STATED EXERCISE A:
Copy the part of the listing that opens with its first line and closes with the line containing "controls-dock: 控件 ⧉", both ends included, character for character.

# Found - An Old Pan Am Terminal Building



## NS VIA Fan (Sep 25, 2019)

On a trip to Newfoundland last week….I ventured out to the coast and the small town of Botwood that played a major role in the development of transatlantic commercial air service.

https://goo.gl/maps/na14L4AKztjC11Hj9

Here’s the original Terminal Building used by Pan Am in the late 1930’s through the mid ‘40s during the Flying Boat Era.









There’s an interesting Museum there depicting that heritage:


----------



## NS VIA Fan (Sep 25, 2019)

This is a floating kerosene Flare Pot that marked the landing area out in the Bay of Exploits 













Here’s the schedule at Botwood in 1945. By the following year the Flying Boat era was over and Pan Am had relocated 40 miles away to Gander and the TATL service was now on a DC-4.


----------



## jiml (Sep 25, 2019)

Now that is a cool find.


----------



## Asher (Sep 25, 2019)

Bit of history, interesting.


----------



## Qapla (Sep 25, 2019)

That is a nice find ... too bad the train doesn't go there

You might also enjoy this:






https://www.amazon.com/dp/B002J05H0W/ref=dp-kindle-redirect?_encoding=UTF8&btkr=1

https://en.wikipedia.org/wiki/Night_Over_Water


----------



## Dakota 400 (Sep 25, 2019)

I remember the Pam Am Clipper era and helped to interest me in the wonderful world of travel!

Thanks for posting this; very interesting and the book suggested sounds interesting!


----------



## railiner (Sep 25, 2019)

Great finds, thanks for posting!

American Export 101-American Overseas 101-Pan Am Clipper 101-American Airlines 101.....that venerable number is still used for a daily London to New York flight...


----------



## Willbridge (Sep 25, 2019)

My father flew on a Pan Am Clipper on a 15-minute demonstration flight over San Francisco Bay from Treasure Island in 1939 or 40 and remembers the impressive take=off. They must have still been using the flying boats in Trans-Pacific service after the Trans-Atlantic service was converted to conventional planes. I checked the June 1941 _Official Guide _reprint and while it has the schedules they did not show the equipment. The service via Newfoundland, of course, was suspended in that edition.

Portland International Airport was located where it is now in order to have a ramp like that shown in the Newfoundland photo, expecting to soon have service to the Orient from the Columbia River.


----------



## railiner (Sep 25, 2019)

Qapla said:


> That is a nice find ... too bad the train doesn't go there
> 
> You might also enjoy this:
> 
> ...



I have that great thriller in my collection...as usual, Follett really does his research, and describes in fantastic detail the nuances of the B-314...worth almost the price of the book is the description of making up the berth's by the stewards, in flight....


----------



## railiner (Sep 25, 2019)

The first New York port for those clipper's, was located in Port Washington, L.I., until the completion of the Marine Air Terminal at New York Municipal (LGA)...


----------



## Dakota 400 (Sep 25, 2019)

railiner said:


> Great finds, thanks for posting!

STATED EXERCISE B:
Repeat exactly the part of the forum thread about the old Pan Am terminal that opens with the words "# Found - An" and closes with "commercial air service.".

LISTED ENTRIES:

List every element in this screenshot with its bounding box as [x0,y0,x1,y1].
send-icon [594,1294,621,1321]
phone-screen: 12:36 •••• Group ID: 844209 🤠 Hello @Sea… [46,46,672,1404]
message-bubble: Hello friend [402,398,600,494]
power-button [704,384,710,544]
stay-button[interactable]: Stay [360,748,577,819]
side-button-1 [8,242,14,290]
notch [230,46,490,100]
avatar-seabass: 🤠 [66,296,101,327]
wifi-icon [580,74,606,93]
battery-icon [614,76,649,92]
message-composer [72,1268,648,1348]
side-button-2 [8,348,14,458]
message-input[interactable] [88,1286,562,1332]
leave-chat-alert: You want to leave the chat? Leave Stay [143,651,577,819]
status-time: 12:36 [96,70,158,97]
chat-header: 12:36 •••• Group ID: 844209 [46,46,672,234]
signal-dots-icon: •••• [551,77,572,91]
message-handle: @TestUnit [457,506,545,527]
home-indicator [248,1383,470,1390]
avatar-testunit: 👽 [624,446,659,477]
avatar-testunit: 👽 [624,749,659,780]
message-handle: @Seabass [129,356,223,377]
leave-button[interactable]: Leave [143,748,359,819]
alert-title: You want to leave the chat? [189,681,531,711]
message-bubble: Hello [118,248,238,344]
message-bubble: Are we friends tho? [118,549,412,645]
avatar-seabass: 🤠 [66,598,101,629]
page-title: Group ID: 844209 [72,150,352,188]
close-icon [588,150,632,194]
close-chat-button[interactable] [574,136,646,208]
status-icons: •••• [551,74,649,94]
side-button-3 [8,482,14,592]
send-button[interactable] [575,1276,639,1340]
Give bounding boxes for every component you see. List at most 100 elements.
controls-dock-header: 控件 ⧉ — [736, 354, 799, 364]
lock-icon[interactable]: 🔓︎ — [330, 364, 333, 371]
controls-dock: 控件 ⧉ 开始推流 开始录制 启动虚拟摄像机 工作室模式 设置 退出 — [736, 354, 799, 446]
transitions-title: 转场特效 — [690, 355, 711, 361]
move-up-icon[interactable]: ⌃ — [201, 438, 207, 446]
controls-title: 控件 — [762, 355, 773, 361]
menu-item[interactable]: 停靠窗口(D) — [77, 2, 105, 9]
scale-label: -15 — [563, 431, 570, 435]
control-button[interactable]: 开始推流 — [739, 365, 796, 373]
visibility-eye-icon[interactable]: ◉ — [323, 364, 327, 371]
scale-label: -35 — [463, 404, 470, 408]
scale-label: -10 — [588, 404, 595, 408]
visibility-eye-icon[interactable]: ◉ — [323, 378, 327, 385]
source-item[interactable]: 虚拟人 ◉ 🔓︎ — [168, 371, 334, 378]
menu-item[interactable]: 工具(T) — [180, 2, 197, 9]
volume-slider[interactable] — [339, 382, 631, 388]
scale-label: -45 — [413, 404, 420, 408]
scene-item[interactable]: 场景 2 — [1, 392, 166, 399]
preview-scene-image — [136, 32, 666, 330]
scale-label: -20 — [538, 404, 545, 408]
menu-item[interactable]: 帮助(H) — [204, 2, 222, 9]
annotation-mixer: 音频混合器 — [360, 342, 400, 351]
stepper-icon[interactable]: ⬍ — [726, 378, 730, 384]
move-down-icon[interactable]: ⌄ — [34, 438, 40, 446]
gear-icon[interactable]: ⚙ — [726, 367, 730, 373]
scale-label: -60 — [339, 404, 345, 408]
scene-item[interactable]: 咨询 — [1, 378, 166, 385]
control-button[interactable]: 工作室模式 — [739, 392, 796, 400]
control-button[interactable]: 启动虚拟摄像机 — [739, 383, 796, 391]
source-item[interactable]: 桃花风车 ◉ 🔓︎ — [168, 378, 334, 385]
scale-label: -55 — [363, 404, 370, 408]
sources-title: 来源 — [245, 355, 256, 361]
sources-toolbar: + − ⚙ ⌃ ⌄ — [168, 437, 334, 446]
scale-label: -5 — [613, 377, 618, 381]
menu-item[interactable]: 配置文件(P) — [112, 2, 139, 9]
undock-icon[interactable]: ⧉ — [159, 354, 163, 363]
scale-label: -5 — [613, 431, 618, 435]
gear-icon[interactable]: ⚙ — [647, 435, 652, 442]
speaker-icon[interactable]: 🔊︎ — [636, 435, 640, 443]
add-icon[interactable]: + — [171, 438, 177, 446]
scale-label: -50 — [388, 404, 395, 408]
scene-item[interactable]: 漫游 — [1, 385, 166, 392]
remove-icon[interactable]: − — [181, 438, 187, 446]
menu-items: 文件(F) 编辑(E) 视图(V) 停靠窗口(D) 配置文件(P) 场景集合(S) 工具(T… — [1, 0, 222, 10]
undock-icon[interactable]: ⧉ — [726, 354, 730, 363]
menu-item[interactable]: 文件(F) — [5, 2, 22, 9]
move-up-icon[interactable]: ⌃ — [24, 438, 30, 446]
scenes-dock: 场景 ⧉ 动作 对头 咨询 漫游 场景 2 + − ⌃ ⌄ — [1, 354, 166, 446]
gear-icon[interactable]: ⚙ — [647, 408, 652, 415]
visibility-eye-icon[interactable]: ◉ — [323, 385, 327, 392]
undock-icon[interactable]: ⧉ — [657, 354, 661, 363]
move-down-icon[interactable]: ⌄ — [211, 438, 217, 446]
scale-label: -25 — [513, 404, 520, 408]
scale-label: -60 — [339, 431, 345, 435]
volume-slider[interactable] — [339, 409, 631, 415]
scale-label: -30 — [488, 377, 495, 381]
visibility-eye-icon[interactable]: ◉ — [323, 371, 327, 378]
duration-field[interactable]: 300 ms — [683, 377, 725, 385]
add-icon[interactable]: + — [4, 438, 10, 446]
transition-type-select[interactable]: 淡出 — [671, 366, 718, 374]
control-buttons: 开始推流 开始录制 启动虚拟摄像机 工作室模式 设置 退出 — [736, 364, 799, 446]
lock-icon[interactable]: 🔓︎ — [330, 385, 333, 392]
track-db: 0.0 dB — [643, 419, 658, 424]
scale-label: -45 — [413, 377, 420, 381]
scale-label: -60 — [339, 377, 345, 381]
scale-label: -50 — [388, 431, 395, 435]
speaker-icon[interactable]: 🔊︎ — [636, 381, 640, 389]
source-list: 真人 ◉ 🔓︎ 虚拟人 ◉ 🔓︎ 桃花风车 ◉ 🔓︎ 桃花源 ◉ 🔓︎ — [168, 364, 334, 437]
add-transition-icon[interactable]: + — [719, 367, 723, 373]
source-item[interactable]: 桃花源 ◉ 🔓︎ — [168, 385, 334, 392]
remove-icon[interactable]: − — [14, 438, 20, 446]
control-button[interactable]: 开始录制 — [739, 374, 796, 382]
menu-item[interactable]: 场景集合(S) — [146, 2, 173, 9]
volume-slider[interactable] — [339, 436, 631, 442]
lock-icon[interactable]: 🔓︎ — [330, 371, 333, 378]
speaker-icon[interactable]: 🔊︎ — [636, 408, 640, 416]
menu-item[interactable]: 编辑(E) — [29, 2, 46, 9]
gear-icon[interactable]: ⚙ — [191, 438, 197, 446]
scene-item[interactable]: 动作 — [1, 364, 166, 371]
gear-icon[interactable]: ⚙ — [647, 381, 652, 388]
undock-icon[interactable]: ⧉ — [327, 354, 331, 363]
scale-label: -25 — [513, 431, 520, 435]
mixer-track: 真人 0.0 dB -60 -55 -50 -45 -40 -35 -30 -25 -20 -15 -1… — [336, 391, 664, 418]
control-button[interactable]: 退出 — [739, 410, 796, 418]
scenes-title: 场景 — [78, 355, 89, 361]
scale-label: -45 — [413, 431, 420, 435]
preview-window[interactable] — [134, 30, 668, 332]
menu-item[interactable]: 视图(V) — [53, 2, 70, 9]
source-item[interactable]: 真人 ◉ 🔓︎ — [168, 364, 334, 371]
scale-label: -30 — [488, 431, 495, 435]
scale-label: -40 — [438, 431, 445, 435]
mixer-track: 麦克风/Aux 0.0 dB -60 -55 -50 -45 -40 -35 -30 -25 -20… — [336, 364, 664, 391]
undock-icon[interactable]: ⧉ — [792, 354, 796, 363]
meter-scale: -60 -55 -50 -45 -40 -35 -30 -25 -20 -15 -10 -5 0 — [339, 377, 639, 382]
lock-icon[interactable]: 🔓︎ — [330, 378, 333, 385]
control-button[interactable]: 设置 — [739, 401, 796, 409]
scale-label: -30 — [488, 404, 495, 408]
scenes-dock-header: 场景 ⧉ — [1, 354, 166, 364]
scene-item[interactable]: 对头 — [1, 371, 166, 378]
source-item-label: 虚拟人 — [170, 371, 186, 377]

EXERCISE RESPONSE A:
List every element in this screenshot with its bounding box as [x0,y0,x1,y1].
send-icon [594,1294,621,1321]
phone-screen: 12:36 •••• Group ID: 844209 🤠 Hello @Sea… [46,46,672,1404]
message-bubble: Hello friend [402,398,600,494]
power-button [704,384,710,544]
stay-button[interactable]: Stay [360,748,577,819]
side-button-1 [8,242,14,290]
notch [230,46,490,100]
avatar-seabass: 🤠 [66,296,101,327]
wifi-icon [580,74,606,93]
battery-icon [614,76,649,92]
message-composer [72,1268,648,1348]
side-button-2 [8,348,14,458]
message-input[interactable] [88,1286,562,1332]
leave-chat-alert: You want to leave the chat? Leave Stay [143,651,577,819]
status-time: 12:36 [96,70,158,97]
chat-header: 12:36 •••• Group ID: 844209 [46,46,672,234]
signal-dots-icon: •••• [551,77,572,91]
message-handle: @TestUnit [457,506,545,527]
home-indicator [248,1383,470,1390]
avatar-testunit: 👽 [624,446,659,477]
avatar-testunit: 👽 [624,749,659,780]
message-handle: @Seabass [129,356,223,377]
leave-button[interactable]: Leave [143,748,359,819]
alert-title: You want to leave the chat? [189,681,531,711]
message-bubble: Hello [118,248,238,344]
message-bubble: Are we friends tho? [118,549,412,645]
avatar-seabass: 🤠 [66,598,101,629]
page-title: Group ID: 844209 [72,150,352,188]
close-icon [588,150,632,194]
close-chat-button[interactable] [574,136,646,208]
status-icons: •••• [551,74,649,94]
side-button-3 [8,482,14,592]
send-button[interactable] [575,1276,639,1340]
Give bounding boxes for every component you see. List at most 100 elements.
controls-dock-header: 控件 ⧉ — [736, 354, 799, 364]
lock-icon[interactable]: 🔓︎ — [330, 364, 333, 371]
controls-dock: 控件 ⧉ 开始推流 开始录制 启动虚拟摄像机 工作室模式 设置 退出 — [736, 354, 799, 446]

EXERCISE RESPONSE B:
# Found - An Old Pan Am Terminal Building



## NS VIA Fan (Sep 25, 2019)

On a trip to Newfoundland last week….I ventured out to the coast and the small town of Botwood that played a major role in the development of transatlantic commercial air service.